Select all lines with the string "cases" in them, and copy those lines.

(Rows from a figure dataset)

- - -

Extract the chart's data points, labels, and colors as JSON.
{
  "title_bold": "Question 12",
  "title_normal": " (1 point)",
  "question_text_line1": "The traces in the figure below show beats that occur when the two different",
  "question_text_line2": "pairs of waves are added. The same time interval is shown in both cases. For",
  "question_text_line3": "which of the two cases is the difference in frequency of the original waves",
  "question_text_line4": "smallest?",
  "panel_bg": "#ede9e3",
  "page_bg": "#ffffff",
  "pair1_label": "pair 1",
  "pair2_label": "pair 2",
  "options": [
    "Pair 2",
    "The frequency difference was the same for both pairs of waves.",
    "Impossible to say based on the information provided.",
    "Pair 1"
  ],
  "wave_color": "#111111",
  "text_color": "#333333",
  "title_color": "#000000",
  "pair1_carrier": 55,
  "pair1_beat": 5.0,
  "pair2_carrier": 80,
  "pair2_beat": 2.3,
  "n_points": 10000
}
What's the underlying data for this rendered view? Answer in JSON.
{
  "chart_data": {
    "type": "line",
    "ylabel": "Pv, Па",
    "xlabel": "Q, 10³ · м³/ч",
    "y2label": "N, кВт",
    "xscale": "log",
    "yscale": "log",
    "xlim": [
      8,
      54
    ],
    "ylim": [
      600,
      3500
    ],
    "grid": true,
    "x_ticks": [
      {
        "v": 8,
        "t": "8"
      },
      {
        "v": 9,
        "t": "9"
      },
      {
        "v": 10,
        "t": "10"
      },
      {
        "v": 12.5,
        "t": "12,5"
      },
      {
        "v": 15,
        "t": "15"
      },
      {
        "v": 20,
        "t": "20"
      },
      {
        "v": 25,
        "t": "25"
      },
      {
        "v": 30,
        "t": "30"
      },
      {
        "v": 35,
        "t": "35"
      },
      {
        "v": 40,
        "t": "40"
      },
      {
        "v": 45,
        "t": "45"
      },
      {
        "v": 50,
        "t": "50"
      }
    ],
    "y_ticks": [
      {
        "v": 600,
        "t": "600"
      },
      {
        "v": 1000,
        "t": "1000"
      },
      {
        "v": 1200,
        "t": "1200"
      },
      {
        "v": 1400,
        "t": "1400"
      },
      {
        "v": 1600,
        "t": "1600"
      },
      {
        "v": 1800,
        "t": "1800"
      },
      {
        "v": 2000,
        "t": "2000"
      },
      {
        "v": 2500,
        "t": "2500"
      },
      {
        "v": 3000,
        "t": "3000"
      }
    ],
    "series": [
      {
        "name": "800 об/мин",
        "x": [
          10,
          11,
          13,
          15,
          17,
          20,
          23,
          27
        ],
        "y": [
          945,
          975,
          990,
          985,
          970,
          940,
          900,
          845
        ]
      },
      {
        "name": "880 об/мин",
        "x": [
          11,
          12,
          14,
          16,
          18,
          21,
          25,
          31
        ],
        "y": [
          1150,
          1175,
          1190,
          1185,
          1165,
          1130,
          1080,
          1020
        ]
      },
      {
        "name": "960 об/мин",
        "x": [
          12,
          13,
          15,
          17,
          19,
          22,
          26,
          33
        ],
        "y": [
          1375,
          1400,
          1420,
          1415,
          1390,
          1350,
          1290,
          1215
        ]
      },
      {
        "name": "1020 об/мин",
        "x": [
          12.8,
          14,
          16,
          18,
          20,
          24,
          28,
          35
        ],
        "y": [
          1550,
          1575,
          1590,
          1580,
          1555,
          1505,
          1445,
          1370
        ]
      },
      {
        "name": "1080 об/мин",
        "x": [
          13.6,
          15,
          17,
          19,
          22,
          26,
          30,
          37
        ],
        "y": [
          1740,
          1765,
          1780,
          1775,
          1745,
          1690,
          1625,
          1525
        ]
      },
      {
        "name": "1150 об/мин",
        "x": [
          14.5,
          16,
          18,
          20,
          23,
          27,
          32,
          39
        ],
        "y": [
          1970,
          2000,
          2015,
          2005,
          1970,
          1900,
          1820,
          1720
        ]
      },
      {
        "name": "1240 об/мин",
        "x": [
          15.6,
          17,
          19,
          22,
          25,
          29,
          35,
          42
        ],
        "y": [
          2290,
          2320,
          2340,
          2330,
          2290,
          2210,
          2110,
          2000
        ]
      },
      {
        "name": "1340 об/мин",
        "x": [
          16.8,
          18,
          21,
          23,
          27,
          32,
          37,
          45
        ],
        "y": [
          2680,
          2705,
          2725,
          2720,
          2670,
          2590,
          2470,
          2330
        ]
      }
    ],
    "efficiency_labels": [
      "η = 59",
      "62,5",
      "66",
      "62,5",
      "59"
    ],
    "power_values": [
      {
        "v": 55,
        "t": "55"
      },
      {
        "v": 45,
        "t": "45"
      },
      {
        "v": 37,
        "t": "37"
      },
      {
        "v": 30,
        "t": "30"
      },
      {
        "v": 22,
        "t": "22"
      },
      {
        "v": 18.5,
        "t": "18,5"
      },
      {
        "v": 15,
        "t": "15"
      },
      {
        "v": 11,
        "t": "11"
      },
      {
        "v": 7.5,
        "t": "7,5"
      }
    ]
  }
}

- - -

▸ SOLUTION TO THIS TASK:
  "question_text_line2": "pairs of waves are added. The same time interval is shown in both cases. For",
  "question_text_line3": "which of the two cases is the difference in frequency of the original waves",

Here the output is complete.